>>
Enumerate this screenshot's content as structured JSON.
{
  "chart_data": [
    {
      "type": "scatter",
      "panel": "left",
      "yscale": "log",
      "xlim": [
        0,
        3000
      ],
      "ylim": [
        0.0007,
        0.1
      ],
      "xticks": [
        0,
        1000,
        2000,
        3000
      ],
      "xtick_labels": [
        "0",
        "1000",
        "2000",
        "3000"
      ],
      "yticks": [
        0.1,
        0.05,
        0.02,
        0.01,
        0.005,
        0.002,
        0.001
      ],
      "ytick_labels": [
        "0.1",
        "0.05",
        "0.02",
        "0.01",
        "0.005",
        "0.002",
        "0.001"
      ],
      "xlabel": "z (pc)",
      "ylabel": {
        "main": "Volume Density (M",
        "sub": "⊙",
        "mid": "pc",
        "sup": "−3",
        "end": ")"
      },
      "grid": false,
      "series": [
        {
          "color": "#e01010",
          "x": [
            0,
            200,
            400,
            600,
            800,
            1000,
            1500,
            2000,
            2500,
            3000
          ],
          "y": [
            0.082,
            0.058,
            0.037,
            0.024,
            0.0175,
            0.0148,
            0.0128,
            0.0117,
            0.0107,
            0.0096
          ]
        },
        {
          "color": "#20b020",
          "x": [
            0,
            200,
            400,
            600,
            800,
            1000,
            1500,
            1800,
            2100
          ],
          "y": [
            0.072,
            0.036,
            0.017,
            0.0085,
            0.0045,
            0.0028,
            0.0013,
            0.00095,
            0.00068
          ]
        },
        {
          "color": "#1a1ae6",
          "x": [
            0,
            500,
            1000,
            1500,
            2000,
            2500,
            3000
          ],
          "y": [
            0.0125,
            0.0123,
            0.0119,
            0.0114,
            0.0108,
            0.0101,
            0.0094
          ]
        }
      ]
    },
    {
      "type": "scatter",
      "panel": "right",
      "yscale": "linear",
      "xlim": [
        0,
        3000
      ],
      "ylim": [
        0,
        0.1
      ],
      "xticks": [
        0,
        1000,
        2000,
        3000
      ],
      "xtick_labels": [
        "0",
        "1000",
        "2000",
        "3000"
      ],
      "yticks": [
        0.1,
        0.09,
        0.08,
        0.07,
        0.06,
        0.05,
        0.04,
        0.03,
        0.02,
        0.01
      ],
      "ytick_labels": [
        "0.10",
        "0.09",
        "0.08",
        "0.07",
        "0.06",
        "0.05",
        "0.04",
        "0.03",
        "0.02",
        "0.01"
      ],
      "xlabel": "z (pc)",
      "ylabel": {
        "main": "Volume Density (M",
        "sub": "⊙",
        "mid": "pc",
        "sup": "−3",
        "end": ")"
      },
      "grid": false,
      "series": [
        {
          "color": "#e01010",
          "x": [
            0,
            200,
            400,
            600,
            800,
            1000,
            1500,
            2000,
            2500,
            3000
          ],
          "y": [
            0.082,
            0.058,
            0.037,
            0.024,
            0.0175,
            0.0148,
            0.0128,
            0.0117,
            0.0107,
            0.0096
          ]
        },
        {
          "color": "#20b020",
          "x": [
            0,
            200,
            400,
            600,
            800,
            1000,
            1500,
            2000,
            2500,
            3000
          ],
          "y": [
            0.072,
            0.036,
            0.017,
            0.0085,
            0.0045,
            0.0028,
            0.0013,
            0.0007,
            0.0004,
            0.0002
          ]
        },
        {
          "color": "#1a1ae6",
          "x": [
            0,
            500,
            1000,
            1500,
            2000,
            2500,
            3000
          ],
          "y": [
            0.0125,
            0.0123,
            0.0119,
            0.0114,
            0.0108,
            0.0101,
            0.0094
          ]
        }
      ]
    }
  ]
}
<<
>>
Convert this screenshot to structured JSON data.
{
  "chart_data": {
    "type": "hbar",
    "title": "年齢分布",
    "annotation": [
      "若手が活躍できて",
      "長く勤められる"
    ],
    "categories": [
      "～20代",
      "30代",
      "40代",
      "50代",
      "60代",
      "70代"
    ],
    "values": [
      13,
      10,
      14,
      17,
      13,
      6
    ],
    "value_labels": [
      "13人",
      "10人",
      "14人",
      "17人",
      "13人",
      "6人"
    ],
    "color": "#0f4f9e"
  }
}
<<
* **DO THIS**:
Only the number should be given: how many lines of the data contain the word "screenshot"?

* **SOLUTION**:
2